INPUT FOR THIS TASK:

********

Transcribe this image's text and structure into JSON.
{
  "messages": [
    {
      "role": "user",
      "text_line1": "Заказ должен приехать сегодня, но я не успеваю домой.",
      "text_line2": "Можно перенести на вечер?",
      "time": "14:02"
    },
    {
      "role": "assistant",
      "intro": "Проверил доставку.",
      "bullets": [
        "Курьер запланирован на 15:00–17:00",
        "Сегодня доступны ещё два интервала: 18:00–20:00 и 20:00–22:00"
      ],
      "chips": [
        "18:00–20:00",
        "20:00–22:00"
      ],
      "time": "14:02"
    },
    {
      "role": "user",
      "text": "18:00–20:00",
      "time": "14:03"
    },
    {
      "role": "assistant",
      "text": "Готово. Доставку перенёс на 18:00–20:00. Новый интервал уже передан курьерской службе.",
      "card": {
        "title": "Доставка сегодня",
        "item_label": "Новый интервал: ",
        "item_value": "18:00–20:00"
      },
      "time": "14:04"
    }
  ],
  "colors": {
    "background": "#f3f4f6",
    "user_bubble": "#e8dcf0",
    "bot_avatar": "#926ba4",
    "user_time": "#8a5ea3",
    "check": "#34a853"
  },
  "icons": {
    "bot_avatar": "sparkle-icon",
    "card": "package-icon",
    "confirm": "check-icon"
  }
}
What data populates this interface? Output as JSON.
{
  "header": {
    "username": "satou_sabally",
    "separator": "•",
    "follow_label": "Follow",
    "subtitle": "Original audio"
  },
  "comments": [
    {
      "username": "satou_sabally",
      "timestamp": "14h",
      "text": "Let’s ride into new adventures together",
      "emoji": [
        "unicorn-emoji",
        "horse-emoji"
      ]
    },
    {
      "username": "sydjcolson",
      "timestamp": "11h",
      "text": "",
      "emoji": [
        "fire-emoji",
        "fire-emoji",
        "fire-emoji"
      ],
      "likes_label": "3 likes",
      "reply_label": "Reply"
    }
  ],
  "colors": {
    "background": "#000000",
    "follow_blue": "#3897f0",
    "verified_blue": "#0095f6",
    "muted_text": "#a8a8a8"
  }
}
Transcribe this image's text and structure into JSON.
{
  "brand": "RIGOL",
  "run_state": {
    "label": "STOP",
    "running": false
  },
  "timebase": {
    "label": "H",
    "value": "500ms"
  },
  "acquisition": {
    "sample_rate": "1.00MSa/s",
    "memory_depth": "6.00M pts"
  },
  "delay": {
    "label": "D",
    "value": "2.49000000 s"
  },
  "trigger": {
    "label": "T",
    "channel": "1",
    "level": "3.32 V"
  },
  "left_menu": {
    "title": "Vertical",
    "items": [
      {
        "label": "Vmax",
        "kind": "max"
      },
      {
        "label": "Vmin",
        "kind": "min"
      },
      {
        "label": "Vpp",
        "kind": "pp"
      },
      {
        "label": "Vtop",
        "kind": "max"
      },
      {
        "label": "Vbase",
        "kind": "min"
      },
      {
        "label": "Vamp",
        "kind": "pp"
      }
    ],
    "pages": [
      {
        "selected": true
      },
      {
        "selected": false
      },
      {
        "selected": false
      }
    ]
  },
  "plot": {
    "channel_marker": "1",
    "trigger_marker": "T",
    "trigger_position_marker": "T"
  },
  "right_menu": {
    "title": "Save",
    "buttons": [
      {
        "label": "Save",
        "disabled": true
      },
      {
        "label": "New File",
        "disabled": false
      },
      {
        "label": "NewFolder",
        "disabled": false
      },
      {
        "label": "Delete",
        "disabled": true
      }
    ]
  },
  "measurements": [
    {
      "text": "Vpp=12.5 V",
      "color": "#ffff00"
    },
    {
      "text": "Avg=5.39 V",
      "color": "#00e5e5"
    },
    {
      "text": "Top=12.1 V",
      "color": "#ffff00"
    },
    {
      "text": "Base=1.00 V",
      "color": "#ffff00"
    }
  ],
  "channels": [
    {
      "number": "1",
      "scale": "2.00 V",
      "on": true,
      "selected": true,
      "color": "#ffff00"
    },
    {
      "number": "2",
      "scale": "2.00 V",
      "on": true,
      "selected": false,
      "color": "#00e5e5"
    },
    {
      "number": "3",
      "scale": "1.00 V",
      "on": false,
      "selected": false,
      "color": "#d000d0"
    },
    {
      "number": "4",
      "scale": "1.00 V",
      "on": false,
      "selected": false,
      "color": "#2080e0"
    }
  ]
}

********

PROMPT: Show the lines of the records that contain the word "emoji".

ANSWER:
      "emoji": [
        "unicorn-emoji",
        "horse-emoji"
      "emoji": [
        "fire-emoji",
        "fire-emoji",
        "fire-emoji"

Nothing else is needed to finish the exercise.